┌──

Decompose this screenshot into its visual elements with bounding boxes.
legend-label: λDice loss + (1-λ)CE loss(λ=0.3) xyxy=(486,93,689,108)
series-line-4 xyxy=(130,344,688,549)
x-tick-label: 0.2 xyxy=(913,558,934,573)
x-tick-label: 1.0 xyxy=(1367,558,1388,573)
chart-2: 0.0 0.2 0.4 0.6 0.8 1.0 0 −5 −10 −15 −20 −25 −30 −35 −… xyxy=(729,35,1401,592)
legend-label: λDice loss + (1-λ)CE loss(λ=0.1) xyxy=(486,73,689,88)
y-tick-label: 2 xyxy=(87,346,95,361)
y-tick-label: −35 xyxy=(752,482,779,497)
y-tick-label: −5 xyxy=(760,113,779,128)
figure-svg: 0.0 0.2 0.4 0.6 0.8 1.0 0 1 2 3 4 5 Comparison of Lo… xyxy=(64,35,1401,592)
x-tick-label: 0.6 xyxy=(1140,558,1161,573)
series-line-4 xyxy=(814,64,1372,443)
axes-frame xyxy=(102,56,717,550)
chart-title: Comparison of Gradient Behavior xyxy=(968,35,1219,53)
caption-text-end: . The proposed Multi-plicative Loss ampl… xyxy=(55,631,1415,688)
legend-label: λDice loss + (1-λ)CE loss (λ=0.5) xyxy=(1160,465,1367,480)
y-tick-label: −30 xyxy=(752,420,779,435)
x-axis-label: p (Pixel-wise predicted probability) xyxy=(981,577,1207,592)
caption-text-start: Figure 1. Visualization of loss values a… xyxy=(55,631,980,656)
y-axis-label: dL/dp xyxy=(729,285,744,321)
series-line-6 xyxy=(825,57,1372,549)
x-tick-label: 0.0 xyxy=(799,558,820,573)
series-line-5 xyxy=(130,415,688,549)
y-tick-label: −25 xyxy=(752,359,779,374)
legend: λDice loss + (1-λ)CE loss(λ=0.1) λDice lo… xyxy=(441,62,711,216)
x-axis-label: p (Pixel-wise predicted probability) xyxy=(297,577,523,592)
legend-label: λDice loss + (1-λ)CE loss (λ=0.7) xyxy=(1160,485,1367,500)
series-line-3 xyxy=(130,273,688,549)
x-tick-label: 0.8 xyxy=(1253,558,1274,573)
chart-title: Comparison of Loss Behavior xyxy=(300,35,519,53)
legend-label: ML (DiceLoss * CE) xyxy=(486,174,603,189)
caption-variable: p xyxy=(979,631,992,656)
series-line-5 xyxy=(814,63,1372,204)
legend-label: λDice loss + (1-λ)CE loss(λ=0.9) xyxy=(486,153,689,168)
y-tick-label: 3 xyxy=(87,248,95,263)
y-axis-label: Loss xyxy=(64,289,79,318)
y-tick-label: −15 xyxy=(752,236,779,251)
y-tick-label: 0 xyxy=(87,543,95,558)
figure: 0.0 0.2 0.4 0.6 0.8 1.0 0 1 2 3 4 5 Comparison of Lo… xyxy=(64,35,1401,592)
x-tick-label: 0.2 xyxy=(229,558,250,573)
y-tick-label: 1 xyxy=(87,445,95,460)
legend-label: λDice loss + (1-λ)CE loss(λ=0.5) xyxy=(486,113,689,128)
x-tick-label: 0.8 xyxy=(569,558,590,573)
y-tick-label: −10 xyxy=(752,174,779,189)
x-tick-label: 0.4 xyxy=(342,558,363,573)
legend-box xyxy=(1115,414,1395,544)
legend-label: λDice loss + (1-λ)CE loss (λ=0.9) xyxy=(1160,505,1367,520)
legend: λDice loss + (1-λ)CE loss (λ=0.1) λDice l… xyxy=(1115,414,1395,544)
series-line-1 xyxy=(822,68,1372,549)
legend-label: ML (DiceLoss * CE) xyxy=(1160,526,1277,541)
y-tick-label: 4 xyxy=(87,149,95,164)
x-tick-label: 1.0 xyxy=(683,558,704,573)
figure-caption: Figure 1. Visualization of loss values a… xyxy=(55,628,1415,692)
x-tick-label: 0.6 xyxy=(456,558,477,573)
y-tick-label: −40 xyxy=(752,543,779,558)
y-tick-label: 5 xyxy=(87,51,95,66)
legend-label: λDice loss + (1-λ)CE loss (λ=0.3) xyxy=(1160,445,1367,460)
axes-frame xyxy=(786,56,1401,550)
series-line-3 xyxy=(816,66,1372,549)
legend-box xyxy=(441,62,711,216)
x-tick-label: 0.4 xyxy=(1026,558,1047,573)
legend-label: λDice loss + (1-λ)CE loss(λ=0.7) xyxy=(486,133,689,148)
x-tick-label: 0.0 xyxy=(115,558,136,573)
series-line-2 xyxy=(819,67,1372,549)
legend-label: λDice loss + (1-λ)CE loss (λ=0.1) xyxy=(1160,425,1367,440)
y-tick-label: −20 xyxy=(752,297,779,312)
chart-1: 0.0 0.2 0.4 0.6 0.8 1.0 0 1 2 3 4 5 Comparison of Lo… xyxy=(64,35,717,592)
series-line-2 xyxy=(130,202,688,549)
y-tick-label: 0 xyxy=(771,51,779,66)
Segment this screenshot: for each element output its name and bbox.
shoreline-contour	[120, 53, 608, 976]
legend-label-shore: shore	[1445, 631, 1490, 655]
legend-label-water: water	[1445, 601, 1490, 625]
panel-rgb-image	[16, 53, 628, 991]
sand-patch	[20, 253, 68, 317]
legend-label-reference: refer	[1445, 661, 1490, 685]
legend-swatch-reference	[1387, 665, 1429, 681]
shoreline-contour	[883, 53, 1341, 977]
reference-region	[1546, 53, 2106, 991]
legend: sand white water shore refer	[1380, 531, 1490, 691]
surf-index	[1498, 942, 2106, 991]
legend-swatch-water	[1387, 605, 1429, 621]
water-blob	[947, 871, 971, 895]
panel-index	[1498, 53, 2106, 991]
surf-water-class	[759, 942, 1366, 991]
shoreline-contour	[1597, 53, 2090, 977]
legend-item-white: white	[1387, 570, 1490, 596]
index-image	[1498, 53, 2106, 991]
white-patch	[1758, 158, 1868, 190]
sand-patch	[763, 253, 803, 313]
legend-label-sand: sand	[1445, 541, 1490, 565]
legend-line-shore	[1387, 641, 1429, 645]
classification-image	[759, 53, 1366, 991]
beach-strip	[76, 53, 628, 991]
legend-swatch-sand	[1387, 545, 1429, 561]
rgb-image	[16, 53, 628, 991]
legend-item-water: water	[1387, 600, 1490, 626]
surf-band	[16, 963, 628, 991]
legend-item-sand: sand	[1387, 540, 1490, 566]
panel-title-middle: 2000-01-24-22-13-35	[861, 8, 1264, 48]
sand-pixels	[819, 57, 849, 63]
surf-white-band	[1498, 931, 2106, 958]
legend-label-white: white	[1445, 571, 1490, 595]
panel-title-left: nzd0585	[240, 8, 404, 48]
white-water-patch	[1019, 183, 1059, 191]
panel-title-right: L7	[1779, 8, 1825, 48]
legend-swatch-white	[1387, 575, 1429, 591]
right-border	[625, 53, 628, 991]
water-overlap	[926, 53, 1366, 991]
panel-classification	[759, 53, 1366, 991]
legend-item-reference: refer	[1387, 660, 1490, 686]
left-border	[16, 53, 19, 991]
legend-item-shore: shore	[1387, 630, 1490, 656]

└──

## Task to complete
Copy every row above, substituting "plot-title" for "chart-title" wherever it appears and leaving everything else unchanged.

## Response
Decompose this screenshot into its visual elements with bounding boxes.
legend-label: λDice loss + (1-λ)CE loss(λ=0.3) xyxy=(486,93,689,108)
series-line-4 xyxy=(130,344,688,549)
x-tick-label: 0.2 xyxy=(913,558,934,573)
x-tick-label: 1.0 xyxy=(1367,558,1388,573)
chart-2: 0.0 0.2 0.4 0.6 0.8 1.0 0 −5 −10 −15 −20 −25 −30 −35 −… xyxy=(729,35,1401,592)
legend-label: λDice loss + (1-λ)CE loss(λ=0.1) xyxy=(486,73,689,88)
y-tick-label: 2 xyxy=(87,346,95,361)
y-tick-label: −35 xyxy=(752,482,779,497)
y-tick-label: −5 xyxy=(760,113,779,128)
figure-svg: 0.0 0.2 0.4 0.6 0.8 1.0 0 1 2 3 4 5 Comparison of Lo… xyxy=(64,35,1401,592)
x-tick-label: 0.6 xyxy=(1140,558,1161,573)
series-line-4 xyxy=(814,64,1372,443)
axes-frame xyxy=(102,56,717,550)
plot-title: Comparison of Gradient Behavior xyxy=(968,35,1219,53)
caption-text-end: . The proposed Multi-plicative Loss ampl… xyxy=(55,631,1415,688)
legend-label: λDice loss + (1-λ)CE loss (λ=0.5) xyxy=(1160,465,1367,480)
y-tick-label: −30 xyxy=(752,420,779,435)
x-axis-label: p (Pixel-wise predicted probability) xyxy=(981,577,1207,592)
caption-text-start: Figure 1. Visualization of loss values a… xyxy=(55,631,980,656)
y-axis-label: dL/dp xyxy=(729,285,744,321)
series-line-6 xyxy=(825,57,1372,549)
x-tick-label: 0.0 xyxy=(799,558,820,573)
series-line-5 xyxy=(130,415,688,549)
y-tick-label: −25 xyxy=(752,359,779,374)
legend: λDice loss + (1-λ)CE loss(λ=0.1) λDice lo… xyxy=(441,62,711,216)
x-axis-label: p (Pixel-wise predicted probability) xyxy=(297,577,523,592)
legend-label: λDice loss + (1-λ)CE loss (λ=0.7) xyxy=(1160,485,1367,500)
series-line-3 xyxy=(130,273,688,549)
x-tick-label: 0.8 xyxy=(1253,558,1274,573)
plot-title: Comparison of Loss Behavior xyxy=(300,35,519,53)
legend-label: ML (DiceLoss * CE) xyxy=(486,174,603,189)
caption-variable: p xyxy=(979,631,992,656)
series-line-5 xyxy=(814,63,1372,204)
legend-label: λDice loss + (1-λ)CE loss(λ=0.9) xyxy=(486,153,689,168)
y-tick-label: 3 xyxy=(87,248,95,263)
y-axis-label: Loss xyxy=(64,289,79,318)
y-tick-label: −15 xyxy=(752,236,779,251)
y-tick-label: 0 xyxy=(87,543,95,558)
figure: 0.0 0.2 0.4 0.6 0.8 1.0 0 1 2 3 4 5 Comparison of Lo… xyxy=(64,35,1401,592)
x-tick-label: 0.2 xyxy=(229,558,250,573)
y-tick-label: 1 xyxy=(87,445,95,460)
legend-label: λDice loss + (1-λ)CE loss(λ=0.5) xyxy=(486,113,689,128)
x-tick-label: 0.8 xyxy=(569,558,590,573)
y-tick-label: −10 xyxy=(752,174,779,189)
x-tick-label: 0.4 xyxy=(342,558,363,573)
legend-box xyxy=(1115,414,1395,544)
legend-label: λDice loss + (1-λ)CE loss (λ=0.9) xyxy=(1160,505,1367,520)
legend: λDice loss + (1-λ)CE loss (λ=0.1) λDice l… xyxy=(1115,414,1395,544)
series-line-1 xyxy=(822,68,1372,549)
legend-label: ML (DiceLoss * CE) xyxy=(1160,526,1277,541)
y-tick-label: 4 xyxy=(87,149,95,164)
x-tick-label: 1.0 xyxy=(683,558,704,573)
figure-caption: Figure 1. Visualization of loss values a… xyxy=(55,628,1415,692)
x-tick-label: 0.6 xyxy=(456,558,477,573)
y-tick-label: −40 xyxy=(752,543,779,558)
y-tick-label: 5 xyxy=(87,51,95,66)
legend-label: λDice loss + (1-λ)CE loss (λ=0.3) xyxy=(1160,445,1367,460)
axes-frame xyxy=(786,56,1401,550)
series-line-3 xyxy=(816,66,1372,549)
legend-box xyxy=(441,62,711,216)
x-tick-label: 0.4 xyxy=(1026,558,1047,573)
legend-label: λDice loss + (1-λ)CE loss(λ=0.7) xyxy=(486,133,689,148)
x-tick-label: 0.0 xyxy=(115,558,136,573)
series-line-2 xyxy=(819,67,1372,549)
legend-label: λDice loss + (1-λ)CE loss (λ=0.1) xyxy=(1160,425,1367,440)
y-tick-label: −20 xyxy=(752,297,779,312)
chart-1: 0.0 0.2 0.4 0.6 0.8 1.0 0 1 2 3 4 5 Comparison of Lo… xyxy=(64,35,717,592)
series-line-2 xyxy=(130,202,688,549)
y-tick-label: 0 xyxy=(771,51,779,66)
Segment this screenshot: for each element output its name and bbox.
shoreline-contour	[120, 53, 608, 976]
legend-label-shore: shore	[1445, 631, 1490, 655]
legend-label-water: water	[1445, 601, 1490, 625]
panel-rgb-image	[16, 53, 628, 991]
sand-patch	[20, 253, 68, 317]
legend-label-reference: refer	[1445, 661, 1490, 685]
legend-swatch-reference	[1387, 665, 1429, 681]
shoreline-contour	[883, 53, 1341, 977]
reference-region	[1546, 53, 2106, 991]
legend: sand white water shore refer	[1380, 531, 1490, 691]
surf-index	[1498, 942, 2106, 991]
legend-swatch-water	[1387, 605, 1429, 621]
water-blob	[947, 871, 971, 895]
panel-index	[1498, 53, 2106, 991]
surf-water-class	[759, 942, 1366, 991]
shoreline-contour	[1597, 53, 2090, 977]
legend-item-white: white	[1387, 570, 1490, 596]
index-image	[1498, 53, 2106, 991]
white-patch	[1758, 158, 1868, 190]
sand-patch	[763, 253, 803, 313]
legend-label-sand: sand	[1445, 541, 1490, 565]
legend-line-shore	[1387, 641, 1429, 645]
classification-image	[759, 53, 1366, 991]
beach-strip	[76, 53, 628, 991]
legend-swatch-sand	[1387, 545, 1429, 561]
rgb-image	[16, 53, 628, 991]
legend-item-water: water	[1387, 600, 1490, 626]
surf-band	[16, 963, 628, 991]
legend-item-sand: sand	[1387, 540, 1490, 566]
panel-title-middle: 2000-01-24-22-13-35	[861, 8, 1264, 48]
sand-pixels	[819, 57, 849, 63]
surf-white-band	[1498, 931, 2106, 958]
legend-label-white: white	[1445, 571, 1490, 595]
panel-title-left: nzd0585	[240, 8, 404, 48]
white-water-patch	[1019, 183, 1059, 191]
panel-title-right: L7	[1779, 8, 1825, 48]
legend-swatch-white	[1387, 575, 1429, 591]
right-border	[625, 53, 628, 991]
water-overlap	[926, 53, 1366, 991]
panel-classification	[759, 53, 1366, 991]
legend-item-reference: refer	[1387, 660, 1490, 686]
left-border	[16, 53, 19, 991]
legend-item-shore: shore	[1387, 630, 1490, 656]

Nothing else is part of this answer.